▶ **What is needed**
Extract the full listing below without altering a single character.

▶ **Dataset entries**
⟨
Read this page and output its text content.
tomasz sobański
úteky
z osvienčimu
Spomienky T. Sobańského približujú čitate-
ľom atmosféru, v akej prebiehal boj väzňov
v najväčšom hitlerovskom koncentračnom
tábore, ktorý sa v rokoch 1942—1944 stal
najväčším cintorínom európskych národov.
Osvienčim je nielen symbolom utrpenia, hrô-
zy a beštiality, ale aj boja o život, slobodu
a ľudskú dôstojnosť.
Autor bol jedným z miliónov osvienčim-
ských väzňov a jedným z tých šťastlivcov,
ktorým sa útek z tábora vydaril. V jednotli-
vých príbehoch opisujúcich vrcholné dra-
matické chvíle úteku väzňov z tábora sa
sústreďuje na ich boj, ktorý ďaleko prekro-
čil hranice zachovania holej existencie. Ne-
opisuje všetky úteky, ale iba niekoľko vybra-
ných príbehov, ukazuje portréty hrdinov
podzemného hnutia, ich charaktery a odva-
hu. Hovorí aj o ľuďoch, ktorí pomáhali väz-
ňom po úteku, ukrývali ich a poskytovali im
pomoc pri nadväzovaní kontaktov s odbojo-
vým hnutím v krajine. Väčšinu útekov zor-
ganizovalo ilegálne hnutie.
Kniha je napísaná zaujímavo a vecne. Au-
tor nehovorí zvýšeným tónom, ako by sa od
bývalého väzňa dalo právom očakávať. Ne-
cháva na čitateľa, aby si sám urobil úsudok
⟩
▶ **Final result**
Read this page and output its text content.
tomasz sobański
úteky
z osvienčimu
Spomienky T. Sobańského približujú čitate-
ľom atmosféru, v akej prebiehal boj väzňov
v najväčšom hitlerovskom koncentračnom
tábore, ktorý sa v rokoch 1942—1944 stal
najväčším cintorínom európskych národov.
Osvienčim je nielen symbolom utrpenia, hrô-
zy a beštiality, ale aj boja o život, slobodu
a ľudskú dôstojnosť.
Autor bol jedným z miliónov osvienčim-
ských väzňov a jedným z tých šťastlivcov,
ktorým sa útek z tábora vydaril. V jednotli-
vých príbehoch opisujúcich vrcholné dra-
matické chvíle úteku väzňov z tábora sa
sústreďuje na ich boj, ktorý ďaleko prekro-
čil hranice zachovania holej existencie. Ne-
opisuje všetky úteky, ale iba niekoľko vybra-
ných príbehov, ukazuje portréty hrdinov
podzemného hnutia, ich charaktery a odva-
hu. Hovorí aj o ľuďoch, ktorí pomáhali väz-
ňom po úteku, ukrývali ich a poskytovali im
pomoc pri nadväzovaní kontaktov s odbojo-
vým hnutím v krajine. Väčšinu útekov zor-
ganizovalo ilegálne hnutie.
Kniha je napísaná zaujímavo a vecne. Au-
tor nehovorí zvýšeným tónom, ako by sa od
bývalého väzňa dalo právom očakávať. Ne-
cháva na čitateľa, aby si sám urobil úsudok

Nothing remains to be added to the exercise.